◆ JOB: In the following material, identify every line holding the string "очікується" and return it.

◆ DATASET ENTRIES:

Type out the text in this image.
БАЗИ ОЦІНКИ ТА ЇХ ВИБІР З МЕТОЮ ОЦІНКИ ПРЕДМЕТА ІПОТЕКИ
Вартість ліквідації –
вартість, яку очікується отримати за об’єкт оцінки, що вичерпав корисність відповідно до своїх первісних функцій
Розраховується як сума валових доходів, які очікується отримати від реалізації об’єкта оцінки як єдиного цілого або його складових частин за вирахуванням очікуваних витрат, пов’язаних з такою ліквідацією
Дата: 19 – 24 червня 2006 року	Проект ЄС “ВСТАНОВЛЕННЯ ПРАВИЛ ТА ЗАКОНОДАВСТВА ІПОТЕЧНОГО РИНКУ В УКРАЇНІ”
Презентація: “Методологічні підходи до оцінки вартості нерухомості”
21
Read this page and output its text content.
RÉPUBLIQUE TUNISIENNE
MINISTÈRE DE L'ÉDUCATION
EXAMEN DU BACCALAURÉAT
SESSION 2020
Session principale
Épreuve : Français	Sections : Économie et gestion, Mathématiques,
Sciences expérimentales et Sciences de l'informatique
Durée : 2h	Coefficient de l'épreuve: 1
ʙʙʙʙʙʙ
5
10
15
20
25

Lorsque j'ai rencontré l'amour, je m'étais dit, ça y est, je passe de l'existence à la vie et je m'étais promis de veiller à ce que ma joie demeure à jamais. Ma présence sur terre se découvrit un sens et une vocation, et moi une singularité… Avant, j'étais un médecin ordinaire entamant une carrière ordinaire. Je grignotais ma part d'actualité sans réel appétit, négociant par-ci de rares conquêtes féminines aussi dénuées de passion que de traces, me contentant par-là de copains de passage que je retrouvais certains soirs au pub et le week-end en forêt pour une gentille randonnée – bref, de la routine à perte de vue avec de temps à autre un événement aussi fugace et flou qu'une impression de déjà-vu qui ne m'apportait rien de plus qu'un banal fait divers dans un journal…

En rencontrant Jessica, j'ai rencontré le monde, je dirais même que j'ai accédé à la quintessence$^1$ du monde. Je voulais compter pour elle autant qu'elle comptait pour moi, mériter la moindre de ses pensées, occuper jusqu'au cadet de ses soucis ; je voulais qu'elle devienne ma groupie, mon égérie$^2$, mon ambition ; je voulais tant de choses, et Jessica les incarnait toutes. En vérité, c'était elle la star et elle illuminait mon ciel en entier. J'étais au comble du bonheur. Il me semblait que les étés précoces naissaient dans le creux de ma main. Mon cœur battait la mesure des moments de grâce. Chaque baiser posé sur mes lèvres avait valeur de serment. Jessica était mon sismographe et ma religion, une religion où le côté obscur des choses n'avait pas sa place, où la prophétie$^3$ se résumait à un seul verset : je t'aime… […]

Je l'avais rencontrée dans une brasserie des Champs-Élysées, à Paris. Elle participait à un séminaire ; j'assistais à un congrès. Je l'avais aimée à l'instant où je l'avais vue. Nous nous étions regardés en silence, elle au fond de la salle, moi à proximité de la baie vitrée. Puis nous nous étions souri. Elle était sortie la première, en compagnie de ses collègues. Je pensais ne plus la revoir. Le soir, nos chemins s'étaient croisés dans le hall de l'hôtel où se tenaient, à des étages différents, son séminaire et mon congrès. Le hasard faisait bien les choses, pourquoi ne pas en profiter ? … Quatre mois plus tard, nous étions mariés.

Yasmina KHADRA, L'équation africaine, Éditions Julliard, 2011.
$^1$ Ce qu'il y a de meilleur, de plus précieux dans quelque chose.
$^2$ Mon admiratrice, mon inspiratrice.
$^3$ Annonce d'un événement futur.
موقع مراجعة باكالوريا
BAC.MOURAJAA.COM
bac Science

◆ EXERCISE ANSWER:
вартість, яку очікується отримати за об’єкт оцінки, що вичерпав корисність відповідно до своїх первісних функцій
Розраховується як сума валових доходів, які очікується отримати від реалізації об’єкта оцінки як єдиного цілого або його складових частин за вирахуванням очікуваних витрат, пов’язаних з такою ліквідацією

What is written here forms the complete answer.